OBJECTIVE » Reproduce the rows below, renaming "Circle shape" to "Disc shape" throughout and keeping every other character identical.

Rows from a data source:
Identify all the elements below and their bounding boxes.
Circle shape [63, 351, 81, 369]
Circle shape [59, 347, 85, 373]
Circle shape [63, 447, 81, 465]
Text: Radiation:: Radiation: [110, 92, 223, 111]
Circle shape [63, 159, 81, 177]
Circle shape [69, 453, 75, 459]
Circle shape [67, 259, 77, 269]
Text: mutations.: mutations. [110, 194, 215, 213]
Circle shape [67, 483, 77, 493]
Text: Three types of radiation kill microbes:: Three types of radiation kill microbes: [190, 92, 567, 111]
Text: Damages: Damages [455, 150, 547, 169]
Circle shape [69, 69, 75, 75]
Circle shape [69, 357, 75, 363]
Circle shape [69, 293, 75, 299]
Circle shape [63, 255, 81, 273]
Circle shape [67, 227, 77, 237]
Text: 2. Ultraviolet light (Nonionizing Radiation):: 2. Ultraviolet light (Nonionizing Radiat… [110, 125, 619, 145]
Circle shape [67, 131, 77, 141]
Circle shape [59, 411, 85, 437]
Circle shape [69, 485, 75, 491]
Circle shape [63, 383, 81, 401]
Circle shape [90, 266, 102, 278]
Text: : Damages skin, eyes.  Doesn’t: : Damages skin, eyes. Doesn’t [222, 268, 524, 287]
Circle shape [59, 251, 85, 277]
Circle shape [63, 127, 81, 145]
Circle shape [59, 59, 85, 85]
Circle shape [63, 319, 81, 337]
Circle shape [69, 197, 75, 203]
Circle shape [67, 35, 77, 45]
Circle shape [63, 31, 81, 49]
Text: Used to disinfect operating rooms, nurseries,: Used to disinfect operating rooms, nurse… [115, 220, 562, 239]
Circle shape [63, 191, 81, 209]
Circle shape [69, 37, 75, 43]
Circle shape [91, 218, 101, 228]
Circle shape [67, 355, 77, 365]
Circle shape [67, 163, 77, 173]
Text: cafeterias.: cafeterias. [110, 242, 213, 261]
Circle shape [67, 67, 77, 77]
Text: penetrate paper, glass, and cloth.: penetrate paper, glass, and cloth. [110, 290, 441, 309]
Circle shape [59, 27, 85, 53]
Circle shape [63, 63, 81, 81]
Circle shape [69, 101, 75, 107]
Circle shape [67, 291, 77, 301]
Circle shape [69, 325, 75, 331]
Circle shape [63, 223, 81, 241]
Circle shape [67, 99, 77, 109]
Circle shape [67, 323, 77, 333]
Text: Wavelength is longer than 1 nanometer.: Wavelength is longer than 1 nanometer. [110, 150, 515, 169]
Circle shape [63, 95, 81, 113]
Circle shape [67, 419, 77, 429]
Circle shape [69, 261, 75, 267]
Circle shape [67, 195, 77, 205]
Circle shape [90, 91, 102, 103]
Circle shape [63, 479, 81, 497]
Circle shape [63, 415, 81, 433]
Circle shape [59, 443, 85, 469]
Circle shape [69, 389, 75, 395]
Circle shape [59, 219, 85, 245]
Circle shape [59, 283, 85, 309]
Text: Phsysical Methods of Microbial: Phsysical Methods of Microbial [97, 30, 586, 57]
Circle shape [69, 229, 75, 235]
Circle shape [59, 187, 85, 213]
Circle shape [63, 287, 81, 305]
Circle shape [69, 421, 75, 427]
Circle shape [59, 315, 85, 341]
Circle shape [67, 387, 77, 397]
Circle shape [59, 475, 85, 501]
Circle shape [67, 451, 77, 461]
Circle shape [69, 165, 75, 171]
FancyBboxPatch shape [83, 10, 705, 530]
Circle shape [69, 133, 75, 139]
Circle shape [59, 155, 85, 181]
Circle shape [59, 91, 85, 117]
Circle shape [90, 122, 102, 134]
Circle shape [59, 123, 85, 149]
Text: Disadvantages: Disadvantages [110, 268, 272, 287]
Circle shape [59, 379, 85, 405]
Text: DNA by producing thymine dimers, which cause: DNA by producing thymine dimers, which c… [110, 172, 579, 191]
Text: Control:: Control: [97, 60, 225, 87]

WRITTEN SOLUTION »
Identify all the elements below and their bounding boxes.
Disc shape [63, 351, 81, 369]
Disc shape [59, 347, 85, 373]
Disc shape [63, 447, 81, 465]
Text: Radiation:: Radiation: [110, 92, 223, 111]
Disc shape [63, 159, 81, 177]
Disc shape [69, 453, 75, 459]
Disc shape [67, 259, 77, 269]
Text: mutations.: mutations. [110, 194, 215, 213]
Disc shape [67, 483, 77, 493]
Text: Three types of radiation kill microbes:: Three types of radiation kill microbes: [190, 92, 567, 111]
Text: Damages: Damages [455, 150, 547, 169]
Disc shape [69, 69, 75, 75]
Disc shape [69, 357, 75, 363]
Disc shape [69, 293, 75, 299]
Disc shape [63, 255, 81, 273]
Disc shape [67, 227, 77, 237]
Text: 2. Ultraviolet light (Nonionizing Radiation):: 2. Ultraviolet light (Nonionizing Radiat… [110, 125, 619, 145]
Disc shape [67, 131, 77, 141]
Disc shape [59, 411, 85, 437]
Disc shape [69, 485, 75, 491]
Disc shape [63, 383, 81, 401]
Disc shape [90, 266, 102, 278]
Text: : Damages skin, eyes.  Doesn’t: : Damages skin, eyes. Doesn’t [222, 268, 524, 287]
Disc shape [59, 251, 85, 277]
Disc shape [63, 127, 81, 145]
Disc shape [59, 59, 85, 85]
Disc shape [63, 319, 81, 337]
Disc shape [69, 197, 75, 203]
Disc shape [67, 35, 77, 45]
Disc shape [63, 31, 81, 49]
Text: Used to disinfect operating rooms, nurseries,: Used to disinfect operating rooms, nurse… [115, 220, 562, 239]
Disc shape [63, 191, 81, 209]
Disc shape [69, 37, 75, 43]
Disc shape [91, 218, 101, 228]
Disc shape [67, 355, 77, 365]
Disc shape [67, 163, 77, 173]
Text: cafeterias.: cafeterias. [110, 242, 213, 261]
Disc shape [67, 67, 77, 77]
Text: penetrate paper, glass, and cloth.: penetrate paper, glass, and cloth. [110, 290, 441, 309]
Disc shape [59, 27, 85, 53]
Disc shape [63, 63, 81, 81]
Disc shape [69, 101, 75, 107]
Disc shape [67, 291, 77, 301]
Disc shape [69, 325, 75, 331]
Disc shape [63, 223, 81, 241]
Disc shape [67, 99, 77, 109]
Disc shape [67, 323, 77, 333]
Text: Wavelength is longer than 1 nanometer.: Wavelength is longer than 1 nanometer. [110, 150, 515, 169]
Disc shape [63, 95, 81, 113]
Disc shape [67, 419, 77, 429]
Disc shape [69, 261, 75, 267]
Disc shape [67, 195, 77, 205]
Disc shape [90, 91, 102, 103]
Disc shape [63, 479, 81, 497]
Disc shape [63, 415, 81, 433]
Disc shape [59, 443, 85, 469]
Disc shape [69, 389, 75, 395]
Disc shape [59, 219, 85, 245]
Disc shape [59, 283, 85, 309]
Text: Phsysical Methods of Microbial: Phsysical Methods of Microbial [97, 30, 586, 57]
Disc shape [69, 229, 75, 235]
Disc shape [59, 187, 85, 213]
Disc shape [63, 287, 81, 305]
Disc shape [69, 421, 75, 427]
Disc shape [59, 315, 85, 341]
Disc shape [67, 387, 77, 397]
Disc shape [59, 475, 85, 501]
Disc shape [67, 451, 77, 461]
Disc shape [69, 165, 75, 171]
FancyBboxPatch shape [83, 10, 705, 530]
Disc shape [69, 133, 75, 139]
Disc shape [59, 155, 85, 181]
Disc shape [59, 91, 85, 117]
Disc shape [90, 122, 102, 134]
Disc shape [59, 123, 85, 149]
Text: Disadvantages: Disadvantages [110, 268, 272, 287]
Disc shape [59, 379, 85, 405]
Text: DNA by producing thymine dimers, which cause: DNA by producing thymine dimers, which c… [110, 172, 579, 191]
Text: Control:: Control: [97, 60, 225, 87]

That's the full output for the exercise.